Please format each line of the material below as a string in a JSON list, one string per line, with blank lines omitted.

* **DATASET CONTENT**

-- START --

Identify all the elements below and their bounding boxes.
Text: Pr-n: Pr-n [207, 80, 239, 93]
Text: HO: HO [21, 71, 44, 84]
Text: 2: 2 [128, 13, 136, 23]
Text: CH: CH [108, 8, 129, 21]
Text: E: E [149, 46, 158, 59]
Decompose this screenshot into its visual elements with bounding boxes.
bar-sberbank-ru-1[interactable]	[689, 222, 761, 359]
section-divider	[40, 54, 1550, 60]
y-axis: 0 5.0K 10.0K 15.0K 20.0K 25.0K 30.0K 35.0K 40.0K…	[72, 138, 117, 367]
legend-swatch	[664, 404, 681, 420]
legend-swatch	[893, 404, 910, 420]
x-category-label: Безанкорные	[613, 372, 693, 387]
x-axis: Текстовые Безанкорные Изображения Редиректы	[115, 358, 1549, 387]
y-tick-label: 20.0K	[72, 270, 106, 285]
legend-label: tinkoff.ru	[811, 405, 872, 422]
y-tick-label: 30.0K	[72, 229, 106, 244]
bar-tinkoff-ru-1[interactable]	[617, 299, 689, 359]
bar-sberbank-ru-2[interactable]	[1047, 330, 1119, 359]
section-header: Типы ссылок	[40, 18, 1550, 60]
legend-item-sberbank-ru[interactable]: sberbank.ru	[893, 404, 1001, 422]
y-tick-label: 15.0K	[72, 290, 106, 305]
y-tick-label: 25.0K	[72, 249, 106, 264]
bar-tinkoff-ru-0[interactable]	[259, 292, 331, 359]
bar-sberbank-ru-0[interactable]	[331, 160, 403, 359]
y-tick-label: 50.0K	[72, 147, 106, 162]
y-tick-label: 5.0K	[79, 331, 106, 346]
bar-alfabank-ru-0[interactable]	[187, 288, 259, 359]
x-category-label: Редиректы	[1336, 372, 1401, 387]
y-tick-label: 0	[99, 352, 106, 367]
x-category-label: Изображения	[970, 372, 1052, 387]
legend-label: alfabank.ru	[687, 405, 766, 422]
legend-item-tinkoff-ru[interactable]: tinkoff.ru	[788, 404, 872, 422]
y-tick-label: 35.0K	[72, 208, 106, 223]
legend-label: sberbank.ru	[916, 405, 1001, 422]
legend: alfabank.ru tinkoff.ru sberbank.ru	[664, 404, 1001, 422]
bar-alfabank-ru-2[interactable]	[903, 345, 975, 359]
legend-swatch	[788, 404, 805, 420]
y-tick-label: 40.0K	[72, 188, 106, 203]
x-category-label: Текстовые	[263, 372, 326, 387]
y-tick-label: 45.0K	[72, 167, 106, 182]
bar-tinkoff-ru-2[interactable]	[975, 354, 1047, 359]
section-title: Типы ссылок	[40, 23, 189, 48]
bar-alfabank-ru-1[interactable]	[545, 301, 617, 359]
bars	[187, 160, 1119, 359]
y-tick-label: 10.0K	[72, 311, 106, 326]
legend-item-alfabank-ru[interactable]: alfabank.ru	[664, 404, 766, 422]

-- END --

* **CORRECT OUTPUT**
[
  "Identify all the elements below and their bounding boxes.",
  "Text: Pr-n: Pr-n [207, 80, 239, 93]",
  "Text: HO: HO [21, 71, 44, 84]",
  "Text: 2: 2 [128, 13, 136, 23]",
  "Text: CH: CH [108, 8, 129, 21]",
  "Text: E: E [149, 46, 158, 59]",
  "Decompose this screenshot into its visual elements with bounding boxes.",
  "bar-sberbank-ru-1[interactable]\t[689, 222, 761, 359]",
  "section-divider\t[40, 54, 1550, 60]",
  "y-axis: 0 5.0K 10.0K 15.0K 20.0K 25.0K 30.0K 35.0K 40.0K…\t[72, 138, 117, 367]",
  "legend-swatch\t[664, 404, 681, 420]",
  "legend-swatch\t[893, 404, 910, 420]",
  "x-category-label: Безанкорные\t[613, 372, 693, 387]",
  "x-axis: Текстовые Безанкорные Изображения Редиректы\t[115, 358, 1549, 387]",
  "y-tick-label: 20.0K\t[72, 270, 106, 285]",
  "legend-label: tinkoff.ru\t[811, 405, 872, 422]",
  "y-tick-label: 30.0K\t[72, 229, 106, 244]",
  "bar-tinkoff-ru-1[interactable]\t[617, 299, 689, 359]",
  "bar-sberbank-ru-2[interactable]\t[1047, 330, 1119, 359]",
  "section-header: Типы ссылок\t[40, 18, 1550, 60]",
  "legend-item-sberbank-ru[interactable]: sberbank.ru\t[893, 404, 1001, 422]",
  "y-tick-label: 15.0K\t[72, 290, 106, 305]",
  "y-tick-label: 25.0K\t[72, 249, 106, 264]",
  "bar-tinkoff-ru-0[interactable]\t[259, 292, 331, 359]",
  "bar-sberbank-ru-0[interactable]\t[331, 160, 403, 359]",
  "y-tick-label: 50.0K\t[72, 147, 106, 162]",
  "y-tick-label: 5.0K\t[79, 331, 106, 346]",
  "bar-alfabank-ru-0[interactable]\t[187, 288, 259, 359]",
  "x-category-label: Редиректы\t[1336, 372, 1401, 387]",
  "y-tick-label: 0\t[99, 352, 106, 367]",
  "x-category-label: Изображения\t[970, 372, 1052, 387]",
  "legend-label: alfabank.ru\t[687, 405, 766, 422]",
  "legend-item-tinkoff-ru[interactable]: tinkoff.ru\t[788, 404, 872, 422]",
  "y-tick-label: 35.0K\t[72, 208, 106, 223]",
  "legend-label: sberbank.ru\t[916, 405, 1001, 422]",
  "legend: alfabank.ru tinkoff.ru sberbank.ru\t[664, 404, 1001, 422]",
  "bar-alfabank-ru-2[interactable]\t[903, 345, 975, 359]",
  "legend-swatch\t[788, 404, 805, 420]",
  "y-tick-label: 40.0K\t[72, 188, 106, 203]",
  "x-category-label: Текстовые\t[263, 372, 326, 387]",
  "y-tick-label: 45.0K\t[72, 167, 106, 182]",
  "bar-tinkoff-ru-2[interactable]\t[975, 354, 1047, 359]",
  "section-title: Типы ссылок\t[40, 23, 189, 48]",
  "bar-alfabank-ru-1[interactable]\t[545, 301, 617, 359]",
  "bars\t[187, 160, 1119, 359]",
  "y-tick-label: 10.0K\t[72, 311, 106, 326]",
  "legend-item-alfabank-ru[interactable]: alfabank.ru\t[664, 404, 766, 422]"
]